- _What the exercise asks_: Tally the lines containing the word "Veistäjäntie" and give the total alone.

- _Material provided_:
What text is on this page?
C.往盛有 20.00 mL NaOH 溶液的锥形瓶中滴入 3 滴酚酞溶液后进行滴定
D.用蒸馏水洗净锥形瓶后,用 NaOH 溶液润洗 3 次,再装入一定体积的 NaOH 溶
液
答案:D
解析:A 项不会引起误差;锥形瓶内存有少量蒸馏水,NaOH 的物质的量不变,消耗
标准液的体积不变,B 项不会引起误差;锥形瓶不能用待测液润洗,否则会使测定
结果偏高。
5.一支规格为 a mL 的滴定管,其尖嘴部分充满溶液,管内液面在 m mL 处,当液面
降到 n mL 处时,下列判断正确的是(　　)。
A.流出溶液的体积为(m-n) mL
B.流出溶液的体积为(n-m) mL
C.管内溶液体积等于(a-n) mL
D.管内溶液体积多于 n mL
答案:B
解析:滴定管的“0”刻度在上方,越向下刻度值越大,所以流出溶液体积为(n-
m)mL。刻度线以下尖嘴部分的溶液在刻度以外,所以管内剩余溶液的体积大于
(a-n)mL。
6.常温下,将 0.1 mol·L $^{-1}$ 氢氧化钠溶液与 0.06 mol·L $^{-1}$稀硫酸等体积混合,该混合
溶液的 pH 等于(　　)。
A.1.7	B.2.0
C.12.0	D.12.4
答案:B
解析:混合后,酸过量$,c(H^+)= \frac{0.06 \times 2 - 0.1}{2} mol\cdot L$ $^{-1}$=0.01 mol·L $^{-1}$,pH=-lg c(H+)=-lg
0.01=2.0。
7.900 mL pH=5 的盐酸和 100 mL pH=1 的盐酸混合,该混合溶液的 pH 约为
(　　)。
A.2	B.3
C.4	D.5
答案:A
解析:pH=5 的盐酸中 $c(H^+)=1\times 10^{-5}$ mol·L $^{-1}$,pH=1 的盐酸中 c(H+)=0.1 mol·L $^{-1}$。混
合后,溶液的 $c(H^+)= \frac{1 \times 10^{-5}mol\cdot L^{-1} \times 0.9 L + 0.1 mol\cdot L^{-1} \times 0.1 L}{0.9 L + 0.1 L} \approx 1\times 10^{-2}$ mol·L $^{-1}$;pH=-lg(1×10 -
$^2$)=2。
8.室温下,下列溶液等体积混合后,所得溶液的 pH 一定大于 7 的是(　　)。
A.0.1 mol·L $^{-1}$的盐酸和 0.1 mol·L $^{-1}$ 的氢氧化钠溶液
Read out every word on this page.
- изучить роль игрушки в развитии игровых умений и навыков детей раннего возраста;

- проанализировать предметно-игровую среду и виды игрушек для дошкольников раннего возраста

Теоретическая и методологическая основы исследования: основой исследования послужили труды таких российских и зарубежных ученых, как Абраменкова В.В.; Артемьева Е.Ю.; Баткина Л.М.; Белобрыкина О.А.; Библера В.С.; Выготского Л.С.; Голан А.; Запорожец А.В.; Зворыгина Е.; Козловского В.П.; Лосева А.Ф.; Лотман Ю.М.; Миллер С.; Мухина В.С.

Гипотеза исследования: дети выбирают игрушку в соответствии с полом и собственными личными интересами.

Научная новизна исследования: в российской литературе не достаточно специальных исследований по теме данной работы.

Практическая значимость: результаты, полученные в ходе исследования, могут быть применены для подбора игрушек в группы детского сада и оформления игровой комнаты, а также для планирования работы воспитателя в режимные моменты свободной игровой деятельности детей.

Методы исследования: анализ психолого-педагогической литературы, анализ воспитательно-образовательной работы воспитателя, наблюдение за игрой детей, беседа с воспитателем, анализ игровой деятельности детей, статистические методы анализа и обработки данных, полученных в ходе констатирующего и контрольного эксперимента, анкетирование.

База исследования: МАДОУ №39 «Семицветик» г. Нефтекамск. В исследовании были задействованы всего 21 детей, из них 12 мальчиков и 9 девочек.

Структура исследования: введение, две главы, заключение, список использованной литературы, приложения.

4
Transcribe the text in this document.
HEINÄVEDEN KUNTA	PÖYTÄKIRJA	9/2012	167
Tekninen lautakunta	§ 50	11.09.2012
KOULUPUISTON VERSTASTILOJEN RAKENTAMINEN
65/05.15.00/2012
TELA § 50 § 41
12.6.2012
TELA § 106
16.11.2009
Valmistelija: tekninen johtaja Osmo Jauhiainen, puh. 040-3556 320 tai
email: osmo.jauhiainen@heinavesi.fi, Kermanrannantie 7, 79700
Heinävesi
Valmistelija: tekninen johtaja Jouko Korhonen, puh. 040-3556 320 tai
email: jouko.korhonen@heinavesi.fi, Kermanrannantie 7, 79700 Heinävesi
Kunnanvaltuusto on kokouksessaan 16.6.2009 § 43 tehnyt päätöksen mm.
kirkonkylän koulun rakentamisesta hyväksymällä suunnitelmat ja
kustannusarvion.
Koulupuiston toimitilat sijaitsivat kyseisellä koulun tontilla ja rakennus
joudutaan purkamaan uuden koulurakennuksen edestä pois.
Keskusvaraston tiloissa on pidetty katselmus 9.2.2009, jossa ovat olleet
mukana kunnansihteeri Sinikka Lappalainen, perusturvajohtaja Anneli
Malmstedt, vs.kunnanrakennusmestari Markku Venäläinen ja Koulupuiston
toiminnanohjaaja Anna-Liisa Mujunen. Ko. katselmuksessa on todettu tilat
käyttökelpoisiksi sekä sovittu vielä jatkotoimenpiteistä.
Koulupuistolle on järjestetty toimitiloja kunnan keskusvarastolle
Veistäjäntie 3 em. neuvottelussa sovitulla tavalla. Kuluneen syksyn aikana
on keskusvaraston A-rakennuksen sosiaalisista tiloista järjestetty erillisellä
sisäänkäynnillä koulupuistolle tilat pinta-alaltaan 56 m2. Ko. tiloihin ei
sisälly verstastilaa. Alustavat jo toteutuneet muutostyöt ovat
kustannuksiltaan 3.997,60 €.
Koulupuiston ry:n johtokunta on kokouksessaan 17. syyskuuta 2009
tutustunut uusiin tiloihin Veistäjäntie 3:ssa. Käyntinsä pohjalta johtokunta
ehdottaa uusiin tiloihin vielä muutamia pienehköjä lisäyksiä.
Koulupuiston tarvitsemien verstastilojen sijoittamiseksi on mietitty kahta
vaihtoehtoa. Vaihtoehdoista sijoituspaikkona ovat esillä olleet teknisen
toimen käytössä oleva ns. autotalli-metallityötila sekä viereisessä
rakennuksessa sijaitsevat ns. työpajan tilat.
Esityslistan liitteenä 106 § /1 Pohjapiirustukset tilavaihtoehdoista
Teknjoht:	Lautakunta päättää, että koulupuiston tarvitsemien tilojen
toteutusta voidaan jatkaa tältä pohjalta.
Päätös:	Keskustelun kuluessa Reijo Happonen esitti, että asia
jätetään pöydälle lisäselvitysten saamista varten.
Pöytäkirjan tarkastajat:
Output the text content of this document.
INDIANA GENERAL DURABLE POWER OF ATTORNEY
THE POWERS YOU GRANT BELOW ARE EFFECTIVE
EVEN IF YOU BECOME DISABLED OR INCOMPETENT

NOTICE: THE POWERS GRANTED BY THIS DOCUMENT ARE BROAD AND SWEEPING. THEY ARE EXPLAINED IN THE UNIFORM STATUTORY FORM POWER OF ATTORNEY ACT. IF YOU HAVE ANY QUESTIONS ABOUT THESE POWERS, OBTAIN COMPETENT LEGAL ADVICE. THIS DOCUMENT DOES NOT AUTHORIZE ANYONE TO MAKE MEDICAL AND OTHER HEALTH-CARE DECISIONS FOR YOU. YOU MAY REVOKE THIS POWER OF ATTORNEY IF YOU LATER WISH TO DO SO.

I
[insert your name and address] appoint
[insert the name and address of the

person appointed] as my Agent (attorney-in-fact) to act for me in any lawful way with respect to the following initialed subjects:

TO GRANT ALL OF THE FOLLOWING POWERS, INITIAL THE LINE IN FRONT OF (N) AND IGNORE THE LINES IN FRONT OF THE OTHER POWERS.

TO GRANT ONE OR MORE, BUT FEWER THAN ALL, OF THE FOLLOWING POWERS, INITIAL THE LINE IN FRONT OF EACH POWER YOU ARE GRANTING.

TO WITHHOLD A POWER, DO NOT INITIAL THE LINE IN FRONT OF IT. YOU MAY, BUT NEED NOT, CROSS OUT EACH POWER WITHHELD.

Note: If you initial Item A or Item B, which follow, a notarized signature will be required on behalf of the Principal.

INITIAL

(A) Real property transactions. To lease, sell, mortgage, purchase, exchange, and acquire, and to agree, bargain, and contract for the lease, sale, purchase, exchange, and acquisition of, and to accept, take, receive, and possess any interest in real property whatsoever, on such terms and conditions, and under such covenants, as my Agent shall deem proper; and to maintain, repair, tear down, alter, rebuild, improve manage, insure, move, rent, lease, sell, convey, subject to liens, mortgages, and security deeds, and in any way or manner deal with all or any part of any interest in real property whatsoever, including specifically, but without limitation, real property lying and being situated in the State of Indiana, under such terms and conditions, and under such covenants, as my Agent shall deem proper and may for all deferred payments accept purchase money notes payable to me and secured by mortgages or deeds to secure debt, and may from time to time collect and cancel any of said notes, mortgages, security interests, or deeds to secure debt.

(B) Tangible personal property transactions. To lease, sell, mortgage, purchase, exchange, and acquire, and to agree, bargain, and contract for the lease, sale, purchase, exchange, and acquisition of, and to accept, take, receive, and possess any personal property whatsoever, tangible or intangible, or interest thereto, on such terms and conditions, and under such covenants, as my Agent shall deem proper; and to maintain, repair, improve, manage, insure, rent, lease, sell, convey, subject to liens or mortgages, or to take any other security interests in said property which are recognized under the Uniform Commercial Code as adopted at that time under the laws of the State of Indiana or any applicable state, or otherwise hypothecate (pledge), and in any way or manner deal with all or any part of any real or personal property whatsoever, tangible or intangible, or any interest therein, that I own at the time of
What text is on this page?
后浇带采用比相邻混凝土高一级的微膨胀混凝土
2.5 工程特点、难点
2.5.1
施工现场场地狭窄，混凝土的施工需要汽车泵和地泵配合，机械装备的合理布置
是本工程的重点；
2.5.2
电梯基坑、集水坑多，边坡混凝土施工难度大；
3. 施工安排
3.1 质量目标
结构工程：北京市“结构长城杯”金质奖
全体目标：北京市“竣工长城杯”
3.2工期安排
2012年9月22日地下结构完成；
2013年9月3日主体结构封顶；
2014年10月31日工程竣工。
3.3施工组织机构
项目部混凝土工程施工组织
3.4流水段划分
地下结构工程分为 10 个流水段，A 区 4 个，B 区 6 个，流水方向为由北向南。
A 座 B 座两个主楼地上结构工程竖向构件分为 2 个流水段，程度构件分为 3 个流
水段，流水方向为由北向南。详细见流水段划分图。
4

- _Task result_: 2